### Work to complete
How many lines of these entries include the string "godziny"? State the number alone.

### Task data

'''

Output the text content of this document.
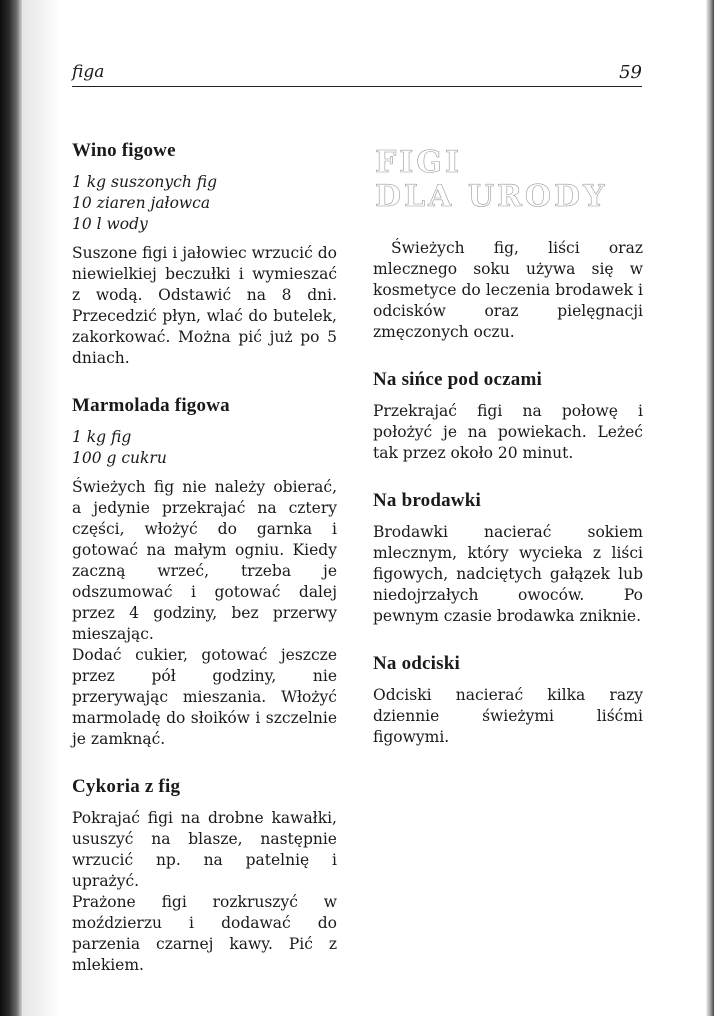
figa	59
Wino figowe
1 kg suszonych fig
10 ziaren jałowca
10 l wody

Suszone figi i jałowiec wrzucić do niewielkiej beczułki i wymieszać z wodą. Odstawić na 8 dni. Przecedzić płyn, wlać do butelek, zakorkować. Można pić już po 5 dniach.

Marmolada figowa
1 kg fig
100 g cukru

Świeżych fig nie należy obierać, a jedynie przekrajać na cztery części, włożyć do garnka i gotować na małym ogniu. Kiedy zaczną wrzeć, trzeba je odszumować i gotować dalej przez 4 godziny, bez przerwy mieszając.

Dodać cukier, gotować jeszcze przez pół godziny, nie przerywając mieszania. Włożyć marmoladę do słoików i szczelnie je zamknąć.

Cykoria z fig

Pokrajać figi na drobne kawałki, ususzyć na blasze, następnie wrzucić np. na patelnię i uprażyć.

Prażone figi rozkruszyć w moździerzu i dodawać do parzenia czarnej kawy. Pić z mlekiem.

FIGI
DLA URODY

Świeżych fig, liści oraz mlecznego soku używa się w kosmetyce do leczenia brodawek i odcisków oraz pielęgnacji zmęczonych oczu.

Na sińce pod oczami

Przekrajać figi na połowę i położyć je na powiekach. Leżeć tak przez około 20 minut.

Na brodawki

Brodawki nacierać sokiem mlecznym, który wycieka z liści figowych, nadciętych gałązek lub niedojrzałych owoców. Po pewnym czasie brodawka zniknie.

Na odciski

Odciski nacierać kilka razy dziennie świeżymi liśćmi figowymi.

'''
'''

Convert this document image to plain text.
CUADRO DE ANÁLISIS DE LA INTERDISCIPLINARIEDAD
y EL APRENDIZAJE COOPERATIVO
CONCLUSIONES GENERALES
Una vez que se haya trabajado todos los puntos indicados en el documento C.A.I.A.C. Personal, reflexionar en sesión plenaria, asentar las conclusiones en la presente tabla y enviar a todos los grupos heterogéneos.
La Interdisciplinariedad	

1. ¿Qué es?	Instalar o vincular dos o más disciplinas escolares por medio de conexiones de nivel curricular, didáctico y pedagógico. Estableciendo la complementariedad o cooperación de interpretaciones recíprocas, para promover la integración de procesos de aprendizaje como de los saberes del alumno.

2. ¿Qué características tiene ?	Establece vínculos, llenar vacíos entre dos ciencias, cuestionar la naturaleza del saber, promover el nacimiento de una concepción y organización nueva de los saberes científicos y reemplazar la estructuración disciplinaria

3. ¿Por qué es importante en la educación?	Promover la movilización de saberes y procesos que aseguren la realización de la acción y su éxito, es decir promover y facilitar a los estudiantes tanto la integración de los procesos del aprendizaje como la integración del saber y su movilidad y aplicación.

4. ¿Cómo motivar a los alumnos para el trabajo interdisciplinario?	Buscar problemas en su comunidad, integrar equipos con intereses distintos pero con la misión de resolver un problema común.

'''

### Response below
2